** Written instruction **
Wherever the word "Intermediate" turns up in a line of the entries, copy that line.
+-------+
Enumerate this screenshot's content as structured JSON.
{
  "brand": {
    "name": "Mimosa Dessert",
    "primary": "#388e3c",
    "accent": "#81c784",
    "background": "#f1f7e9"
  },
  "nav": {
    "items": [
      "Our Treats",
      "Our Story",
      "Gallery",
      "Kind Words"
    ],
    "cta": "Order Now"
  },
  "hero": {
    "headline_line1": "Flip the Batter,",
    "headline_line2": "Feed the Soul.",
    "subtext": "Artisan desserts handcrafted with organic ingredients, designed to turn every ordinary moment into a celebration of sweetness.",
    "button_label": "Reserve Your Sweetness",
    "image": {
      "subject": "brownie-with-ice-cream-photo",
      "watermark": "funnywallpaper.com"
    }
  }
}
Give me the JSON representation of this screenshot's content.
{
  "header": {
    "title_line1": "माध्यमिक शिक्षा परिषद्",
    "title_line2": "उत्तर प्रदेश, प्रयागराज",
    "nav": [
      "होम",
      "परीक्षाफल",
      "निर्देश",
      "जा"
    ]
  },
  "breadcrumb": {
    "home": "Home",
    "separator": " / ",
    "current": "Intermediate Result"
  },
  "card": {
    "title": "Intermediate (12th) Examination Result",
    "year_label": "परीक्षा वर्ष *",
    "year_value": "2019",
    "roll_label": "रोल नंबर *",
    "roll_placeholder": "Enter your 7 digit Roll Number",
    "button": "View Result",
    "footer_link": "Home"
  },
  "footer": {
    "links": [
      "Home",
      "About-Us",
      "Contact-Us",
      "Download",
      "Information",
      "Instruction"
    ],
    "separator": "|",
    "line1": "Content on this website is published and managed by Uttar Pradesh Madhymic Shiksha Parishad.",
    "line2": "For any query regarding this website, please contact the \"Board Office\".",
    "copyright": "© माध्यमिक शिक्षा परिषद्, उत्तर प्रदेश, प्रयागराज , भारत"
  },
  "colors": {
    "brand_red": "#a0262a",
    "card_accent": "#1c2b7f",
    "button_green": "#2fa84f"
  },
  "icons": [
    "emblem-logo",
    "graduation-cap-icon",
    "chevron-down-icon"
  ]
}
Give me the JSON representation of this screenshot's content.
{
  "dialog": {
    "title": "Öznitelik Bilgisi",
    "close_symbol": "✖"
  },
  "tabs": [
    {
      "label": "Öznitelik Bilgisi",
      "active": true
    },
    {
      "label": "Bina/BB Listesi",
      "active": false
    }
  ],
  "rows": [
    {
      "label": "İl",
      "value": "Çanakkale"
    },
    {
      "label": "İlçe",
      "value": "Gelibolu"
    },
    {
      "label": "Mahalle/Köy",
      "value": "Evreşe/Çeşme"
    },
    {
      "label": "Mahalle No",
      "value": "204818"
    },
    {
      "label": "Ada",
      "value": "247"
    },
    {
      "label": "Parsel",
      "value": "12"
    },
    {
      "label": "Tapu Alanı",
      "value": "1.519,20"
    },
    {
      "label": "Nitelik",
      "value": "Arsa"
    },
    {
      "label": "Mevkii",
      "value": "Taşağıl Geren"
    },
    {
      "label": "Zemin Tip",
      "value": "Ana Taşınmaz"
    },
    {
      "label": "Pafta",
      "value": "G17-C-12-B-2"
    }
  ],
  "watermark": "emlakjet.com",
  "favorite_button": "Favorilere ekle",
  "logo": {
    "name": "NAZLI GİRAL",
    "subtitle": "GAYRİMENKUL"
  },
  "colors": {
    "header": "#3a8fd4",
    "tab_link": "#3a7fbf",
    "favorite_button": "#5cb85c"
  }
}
+-------+
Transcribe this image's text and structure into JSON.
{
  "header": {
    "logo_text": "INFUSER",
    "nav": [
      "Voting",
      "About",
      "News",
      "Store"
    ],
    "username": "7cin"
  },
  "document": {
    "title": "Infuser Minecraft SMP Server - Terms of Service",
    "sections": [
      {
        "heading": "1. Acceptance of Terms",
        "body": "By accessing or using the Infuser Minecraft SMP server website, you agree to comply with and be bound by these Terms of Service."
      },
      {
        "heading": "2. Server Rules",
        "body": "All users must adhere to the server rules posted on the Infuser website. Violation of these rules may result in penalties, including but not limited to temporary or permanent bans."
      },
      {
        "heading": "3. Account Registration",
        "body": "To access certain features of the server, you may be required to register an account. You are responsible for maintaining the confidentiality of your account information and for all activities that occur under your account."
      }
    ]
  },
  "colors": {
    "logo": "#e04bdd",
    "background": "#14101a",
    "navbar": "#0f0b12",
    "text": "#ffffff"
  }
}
+-------+
** Full answer **
    "current": "Intermediate Result"
    "title": "Intermediate (12th) Examination Result",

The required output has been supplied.